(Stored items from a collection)
· · · ·
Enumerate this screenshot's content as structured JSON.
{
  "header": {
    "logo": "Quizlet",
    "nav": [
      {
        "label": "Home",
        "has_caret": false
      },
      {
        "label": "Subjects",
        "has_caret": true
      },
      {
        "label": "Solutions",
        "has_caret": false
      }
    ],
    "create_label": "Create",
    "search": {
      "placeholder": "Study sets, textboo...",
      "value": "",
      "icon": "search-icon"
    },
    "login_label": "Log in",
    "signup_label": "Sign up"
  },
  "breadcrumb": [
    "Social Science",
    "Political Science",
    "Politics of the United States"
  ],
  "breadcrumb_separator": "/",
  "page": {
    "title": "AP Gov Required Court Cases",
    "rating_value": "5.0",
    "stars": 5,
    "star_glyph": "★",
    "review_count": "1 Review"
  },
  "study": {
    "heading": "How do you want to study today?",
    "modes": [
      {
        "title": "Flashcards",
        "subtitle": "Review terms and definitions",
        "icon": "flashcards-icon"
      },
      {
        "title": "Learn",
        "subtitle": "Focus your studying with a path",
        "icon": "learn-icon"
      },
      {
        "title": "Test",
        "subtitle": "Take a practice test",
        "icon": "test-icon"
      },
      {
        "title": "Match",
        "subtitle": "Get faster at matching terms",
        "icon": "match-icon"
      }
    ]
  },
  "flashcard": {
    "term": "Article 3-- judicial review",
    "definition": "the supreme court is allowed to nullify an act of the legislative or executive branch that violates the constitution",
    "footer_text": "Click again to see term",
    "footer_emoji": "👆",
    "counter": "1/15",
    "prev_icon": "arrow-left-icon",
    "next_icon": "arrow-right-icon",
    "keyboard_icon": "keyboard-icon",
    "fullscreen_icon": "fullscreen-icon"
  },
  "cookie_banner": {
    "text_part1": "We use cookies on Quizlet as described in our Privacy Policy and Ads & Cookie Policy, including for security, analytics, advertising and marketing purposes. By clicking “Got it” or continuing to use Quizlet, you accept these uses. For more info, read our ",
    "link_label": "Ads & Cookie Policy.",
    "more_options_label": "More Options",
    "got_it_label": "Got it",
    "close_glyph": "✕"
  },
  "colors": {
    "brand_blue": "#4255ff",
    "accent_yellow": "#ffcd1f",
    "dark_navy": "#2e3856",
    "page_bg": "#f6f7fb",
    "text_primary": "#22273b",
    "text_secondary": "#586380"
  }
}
· · · ·
** EXERCISE OBJECTIVE **
Return the listing above in its exact form.

** TASK OUTPUT **
Enumerate this screenshot's content as structured JSON.
{
  "header": {
    "logo": "Quizlet",
    "nav": [
      {
        "label": "Home",
        "has_caret": false
      },
      {
        "label": "Subjects",
        "has_caret": true
      },
      {
        "label": "Solutions",
        "has_caret": false
      }
    ],
    "create_label": "Create",
    "search": {
      "placeholder": "Study sets, textboo...",
      "value": "",
      "icon": "search-icon"
    },
    "login_label": "Log in",
    "signup_label": "Sign up"
  },
  "breadcrumb": [
    "Social Science",
    "Political Science",
    "Politics of the United States"
  ],
  "breadcrumb_separator": "/",
  "page": {
    "title": "AP Gov Required Court Cases",
    "rating_value": "5.0",
    "stars": 5,
    "star_glyph": "★",
    "review_count": "1 Review"
  },
  "study": {
    "heading": "How do you want to study today?",
    "modes": [
      {
        "title": "Flashcards",
        "subtitle": "Review terms and definitions",
        "icon": "flashcards-icon"
      },
      {
        "title": "Learn",
        "subtitle": "Focus your studying with a path",
        "icon": "learn-icon"
      },
      {
        "title": "Test",
        "subtitle": "Take a practice test",
        "icon": "test-icon"
      },
      {
        "title": "Match",
        "subtitle": "Get faster at matching terms",
        "icon": "match-icon"
      }
    ]
  },
  "flashcard": {
    "term": "Article 3-- judicial review",
    "definition": "the supreme court is allowed to nullify an act of the legislative or executive branch that violates the constitution",
    "footer_text": "Click again to see term",
    "footer_emoji": "👆",
    "counter": "1/15",
    "prev_icon": "arrow-left-icon",
    "next_icon": "arrow-right-icon",
    "keyboard_icon": "keyboard-icon",
    "fullscreen_icon": "fullscreen-icon"
  },
  "cookie_banner": {
    "text_part1": "We use cookies on Quizlet as described in our Privacy Policy and Ads & Cookie Policy, including for security, analytics, advertising and marketing purposes. By clicking “Got it” or continuing to use Quizlet, you accept these uses. For more info, read our ",
    "link_label": "Ads & Cookie Policy.",
    "more_options_label": "More Options",
    "got_it_label": "Got it",
    "close_glyph": "✕"
  },
  "colors": {
    "brand_blue": "#4255ff",
    "accent_yellow": "#ffcd1f",
    "dark_navy": "#2e3856",
    "page_bg": "#f6f7fb",
    "text_primary": "#22273b",
    "text_secondary": "#586380"
  }
}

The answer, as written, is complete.